EXERCISE DETAILS. Transcribe the records that follow exactly. Skip the pictures.
%%
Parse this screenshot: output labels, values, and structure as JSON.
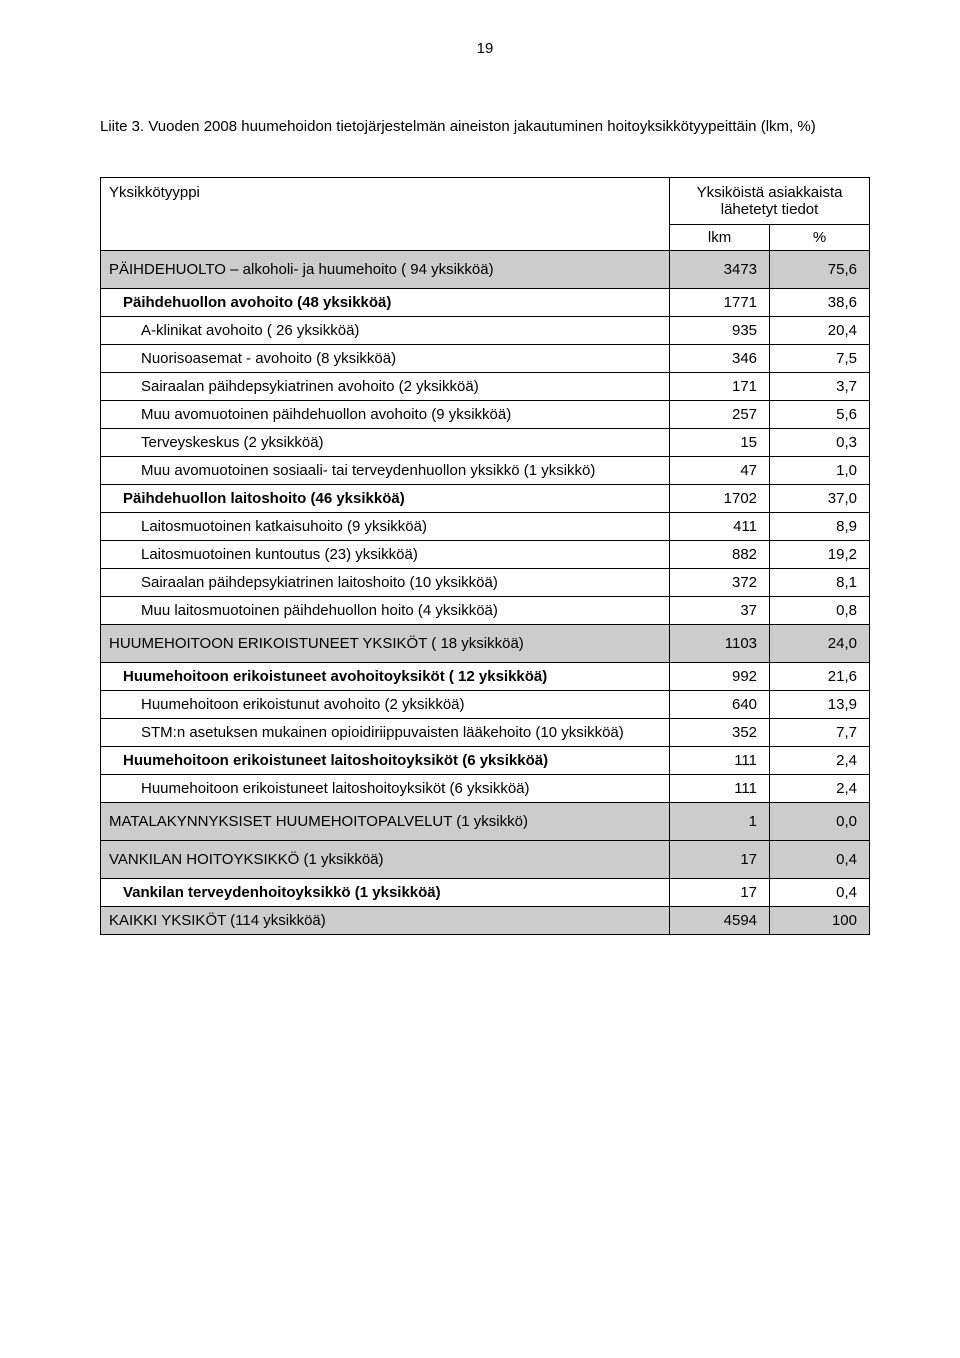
{
  "pageNumber": "19",
  "title": "Liite 3. Vuoden 2008 huumehoidon tietojärjestelmän aineiston jakautuminen hoitoyksikkötyypeittäin (lkm, %)",
  "header": {
    "unitTypeLabel": "Yksikkötyyppi",
    "groupLabel": "Yksiköistä asiakkaista lähetetyt tiedot",
    "col_lkm": "lkm",
    "col_pct": "%"
  },
  "rows": [
    {
      "label": "PÄIHDEHUOLTO – alkoholi- ja huumehoito ( 94 yksikköä)",
      "lkm": "3473",
      "pct": "75,6",
      "shaded": true,
      "section": true
    },
    {
      "label": "Päihdehuollon avohoito (48 yksikköä)",
      "lkm": "1771",
      "pct": "38,6",
      "bold": true,
      "indent": 1
    },
    {
      "label": "A-klinikat avohoito ( 26 yksikköä)",
      "lkm": "935",
      "pct": "20,4",
      "indent": 2
    },
    {
      "label": "Nuorisoasemat - avohoito (8  yksikköä)",
      "lkm": "346",
      "pct": "7,5",
      "indent": 2
    },
    {
      "label": "Sairaalan päihdepsykiatrinen avohoito (2  yksikköä)",
      "lkm": "171",
      "pct": "3,7",
      "indent": 2
    },
    {
      "label": "Muu avomuotoinen päihdehuollon avohoito (9  yksikköä)",
      "lkm": "257",
      "pct": "5,6",
      "indent": 2
    },
    {
      "label": "Terveyskeskus (2 yksikköä)",
      "lkm": "15",
      "pct": "0,3",
      "indent": 2
    },
    {
      "label": "Muu avomuotoinen sosiaali- tai terveydenhuollon yksikkö (1 yksikkö)",
      "lkm": "47",
      "pct": "1,0",
      "indent": 2
    },
    {
      "label": "Päihdehuollon laitoshoito (46 yksikköä)",
      "lkm": "1702",
      "pct": "37,0",
      "bold": true,
      "indent": 1
    },
    {
      "label": "Laitosmuotoinen katkaisuhoito (9  yksikköä)",
      "lkm": "411",
      "pct": "8,9",
      "indent": 2
    },
    {
      "label": "Laitosmuotoinen kuntoutus (23)  yksikköä)",
      "lkm": "882",
      "pct": "19,2",
      "indent": 2
    },
    {
      "label": "Sairaalan päihdepsykiatrinen laitoshoito (10  yksikköä)",
      "lkm": "372",
      "pct": "8,1",
      "indent": 2
    },
    {
      "label": "Muu laitosmuotoinen päihdehuollon hoito (4 yksikköä)",
      "lkm": "37",
      "pct": "0,8",
      "indent": 2
    },
    {
      "label": "HUUMEHOITOON ERIKOISTUNEET YKSIKÖT ( 18 yksikköä)",
      "lkm": "1103",
      "pct": "24,0",
      "shaded": true,
      "section": true
    },
    {
      "label": "Huumehoitoon erikoistuneet avohoitoyksiköt  ( 12 yksikköä)",
      "lkm": "992",
      "pct": "21,6",
      "bold": true,
      "indent": 1
    },
    {
      "label": "Huumehoitoon erikoistunut avohoito (2 yksikköä)",
      "lkm": "640",
      "pct": "13,9",
      "indent": 2
    },
    {
      "label": "STM:n asetuksen mukainen opioidiriippuvaisten lääkehoito (10 yksikköä)",
      "lkm": "352",
      "pct": "7,7",
      "indent": 2
    },
    {
      "label": "Huumehoitoon erikoistuneet laitoshoitoyksiköt  (6 yksikköä)",
      "lkm": "111",
      "pct": "2,4",
      "bold": true,
      "indent": 1
    },
    {
      "label": "Huumehoitoon erikoistuneet laitoshoitoyksiköt (6 yksikköä)",
      "lkm": "111",
      "pct": "2,4",
      "indent": 2
    },
    {
      "label": "MATALAKYNNYKSISET HUUMEHOITOPALVELUT (1 yksikkö)",
      "lkm": "1",
      "pct": "0,0",
      "shaded": true,
      "section": true
    },
    {
      "label": "VANKILAN HOITOYKSIKKÖ (1 yksikköä)",
      "lkm": "17",
      "pct": "0,4",
      "shaded": true,
      "section": true
    },
    {
      "label": "Vankilan terveydenhoitoyksikkö (1 yksikköä)",
      "lkm": "17",
      "pct": "0,4",
      "bold": true,
      "indent": 1
    },
    {
      "label": "KAIKKI YKSIKÖT (114 yksikköä)",
      "lkm": "4594",
      "pct": "100",
      "shaded": true
    }
  ]
}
%%
RESPONSE TO THE TASK.
Parse this screenshot: output labels, values, and structure as JSON.
{
  "pageNumber": "19",
  "title": "Liite 3. Vuoden 2008 huumehoidon tietojärjestelmän aineiston jakautuminen hoitoyksikkötyypeittäin (lkm, %)",
  "header": {
    "unitTypeLabel": "Yksikkötyyppi",
    "groupLabel": "Yksiköistä asiakkaista lähetetyt tiedot",
    "col_lkm": "lkm",
    "col_pct": "%"
  },
  "rows": [
    {
      "label": "PÄIHDEHUOLTO – alkoholi- ja huumehoito ( 94 yksikköä)",
      "lkm": "3473",
      "pct": "75,6",
      "shaded": true,
      "section": true
    },
    {
      "label": "Päihdehuollon avohoito (48 yksikköä)",
      "lkm": "1771",
      "pct": "38,6",
      "bold": true,
      "indent": 1
    },
    {
      "label": "A-klinikat avohoito ( 26 yksikköä)",
      "lkm": "935",
      "pct": "20,4",
      "indent": 2
    },
    {
      "label": "Nuorisoasemat - avohoito (8  yksikköä)",
      "lkm": "346",
      "pct": "7,5",
      "indent": 2
    },
    {
      "label": "Sairaalan päihdepsykiatrinen avohoito (2  yksikköä)",
      "lkm": "171",
      "pct": "3,7",
      "indent": 2
    },
    {
      "label": "Muu avomuotoinen päihdehuollon avohoito (9  yksikköä)",
      "lkm": "257",
      "pct": "5,6",
      "indent": 2
    },
    {
      "label": "Terveyskeskus (2 yksikköä)",
      "lkm": "15",
      "pct": "0,3",
      "indent": 2
    },
    {
      "label": "Muu avomuotoinen sosiaali- tai terveydenhuollon yksikkö (1 yksikkö)",
      "lkm": "47",
      "pct": "1,0",
      "indent": 2
    },
    {
      "label": "Päihdehuollon laitoshoito (46 yksikköä)",
      "lkm": "1702",
      "pct": "37,0",
      "bold": true,
      "indent": 1
    },
    {
      "label": "Laitosmuotoinen katkaisuhoito (9  yksikköä)",
      "lkm": "411",
      "pct": "8,9",
      "indent": 2
    },
    {
      "label": "Laitosmuotoinen kuntoutus (23)  yksikköä)",
      "lkm": "882",
      "pct": "19,2",
      "indent": 2
    },
    {
      "label": "Sairaalan päihdepsykiatrinen laitoshoito (10  yksikköä)",
      "lkm": "372",
      "pct": "8,1",
      "indent": 2
    },
    {
      "label": "Muu laitosmuotoinen päihdehuollon hoito (4 yksikköä)",
      "lkm": "37",
      "pct": "0,8",
      "indent": 2
    },
    {
      "label": "HUUMEHOITOON ERIKOISTUNEET YKSIKÖT ( 18 yksikköä)",
      "lkm": "1103",
      "pct": "24,0",
      "shaded": true,
      "section": true
    },
    {
      "label": "Huumehoitoon erikoistuneet avohoitoyksiköt  ( 12 yksikköä)",
      "lkm": "992",
      "pct": "21,6",
      "bold": true,
      "indent": 1
    },
    {
      "label": "Huumehoitoon erikoistunut avohoito (2 yksikköä)",
      "lkm": "640",
      "pct": "13,9",
      "indent": 2
    },
    {
      "label": "STM:n asetuksen mukainen opioidiriippuvaisten lääkehoito (10 yksikköä)",
      "lkm": "352",
      "pct": "7,7",
      "indent": 2
    },
    {
      "label": "Huumehoitoon erikoistuneet laitoshoitoyksiköt  (6 yksikköä)",
      "lkm": "111",
      "pct": "2,4",
      "bold": true,
      "indent": 1
    },
    {
      "label": "Huumehoitoon erikoistuneet laitoshoitoyksiköt (6 yksikköä)",
      "lkm": "111",
      "pct": "2,4",
      "indent": 2
    },
    {
      "label": "MATALAKYNNYKSISET HUUMEHOITOPALVELUT (1 yksikkö)",
      "lkm": "1",
      "pct": "0,0",
      "shaded": true,
      "section": true
    },
    {
      "label": "VANKILAN HOITOYKSIKKÖ (1 yksikköä)",
      "lkm": "17",
      "pct": "0,4",
      "shaded": true,
      "section": true
    },
    {
      "label": "Vankilan terveydenhoitoyksikkö (1 yksikköä)",
      "lkm": "17",
      "pct": "0,4",
      "bold": true,
      "indent": 1
    },
    {
      "label": "KAIKKI YKSIKÖT (114 yksikköä)",
      "lkm": "4594",
      "pct": "100",
      "shaded": true
    }
  ]
}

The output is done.